Data records
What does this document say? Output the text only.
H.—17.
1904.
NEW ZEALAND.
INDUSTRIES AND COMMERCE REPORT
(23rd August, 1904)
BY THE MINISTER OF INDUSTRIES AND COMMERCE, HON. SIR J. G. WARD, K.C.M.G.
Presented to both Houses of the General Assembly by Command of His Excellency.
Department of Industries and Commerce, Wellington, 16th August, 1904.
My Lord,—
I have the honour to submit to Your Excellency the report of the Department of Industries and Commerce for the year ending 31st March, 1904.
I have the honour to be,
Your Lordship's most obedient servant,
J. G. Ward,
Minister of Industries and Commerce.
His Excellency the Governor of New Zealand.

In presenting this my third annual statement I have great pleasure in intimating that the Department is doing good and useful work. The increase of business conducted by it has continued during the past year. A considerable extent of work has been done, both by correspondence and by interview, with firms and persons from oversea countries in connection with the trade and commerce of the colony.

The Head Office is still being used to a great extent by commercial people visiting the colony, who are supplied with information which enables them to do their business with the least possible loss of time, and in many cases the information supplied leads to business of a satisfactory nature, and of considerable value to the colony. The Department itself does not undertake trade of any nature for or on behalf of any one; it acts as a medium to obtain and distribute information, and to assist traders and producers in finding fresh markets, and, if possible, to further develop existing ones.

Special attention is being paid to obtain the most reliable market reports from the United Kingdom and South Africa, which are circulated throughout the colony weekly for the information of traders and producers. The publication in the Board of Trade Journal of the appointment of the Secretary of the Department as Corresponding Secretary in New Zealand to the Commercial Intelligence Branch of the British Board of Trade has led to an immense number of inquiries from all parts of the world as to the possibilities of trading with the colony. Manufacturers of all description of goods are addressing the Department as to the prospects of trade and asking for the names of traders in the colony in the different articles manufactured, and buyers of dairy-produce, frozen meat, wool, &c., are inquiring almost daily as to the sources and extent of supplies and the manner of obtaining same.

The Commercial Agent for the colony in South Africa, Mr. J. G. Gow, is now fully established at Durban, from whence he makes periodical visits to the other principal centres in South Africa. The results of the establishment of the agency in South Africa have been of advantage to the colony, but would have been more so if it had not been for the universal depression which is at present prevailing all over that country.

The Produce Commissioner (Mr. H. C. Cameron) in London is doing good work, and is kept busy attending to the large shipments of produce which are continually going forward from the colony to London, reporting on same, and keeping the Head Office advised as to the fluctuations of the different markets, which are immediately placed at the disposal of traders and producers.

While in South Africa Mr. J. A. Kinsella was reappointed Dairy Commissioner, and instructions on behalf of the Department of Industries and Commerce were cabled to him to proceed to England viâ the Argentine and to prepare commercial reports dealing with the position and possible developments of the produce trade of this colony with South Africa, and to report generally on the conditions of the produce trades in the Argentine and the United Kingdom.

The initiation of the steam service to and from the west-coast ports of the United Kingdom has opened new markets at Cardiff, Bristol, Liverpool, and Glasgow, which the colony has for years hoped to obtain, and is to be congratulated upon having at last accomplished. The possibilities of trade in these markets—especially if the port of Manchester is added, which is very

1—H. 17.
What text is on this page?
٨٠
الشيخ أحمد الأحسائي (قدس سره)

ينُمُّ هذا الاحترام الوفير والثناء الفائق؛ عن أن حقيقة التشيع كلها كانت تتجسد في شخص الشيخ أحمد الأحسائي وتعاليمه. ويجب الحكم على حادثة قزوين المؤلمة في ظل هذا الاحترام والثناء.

**BRIEF:**
Beginning at the line where "What text is on this page?" appears, extract each line through the end of the data above; keep them exact and include nothing else.

**RESPONSE:**
What text is on this page?
٨٠
الشيخ أحمد الأحسائي (قدس سره)

ينُمُّ هذا الاحترام الوفير والثناء الفائق؛ عن أن حقيقة التشيع كلها كانت تتجسد في شخص الشيخ أحمد الأحسائي وتعاليمه. ويجب الحكم على حادثة قزوين المؤلمة في ظل هذا الاحترام والثناء.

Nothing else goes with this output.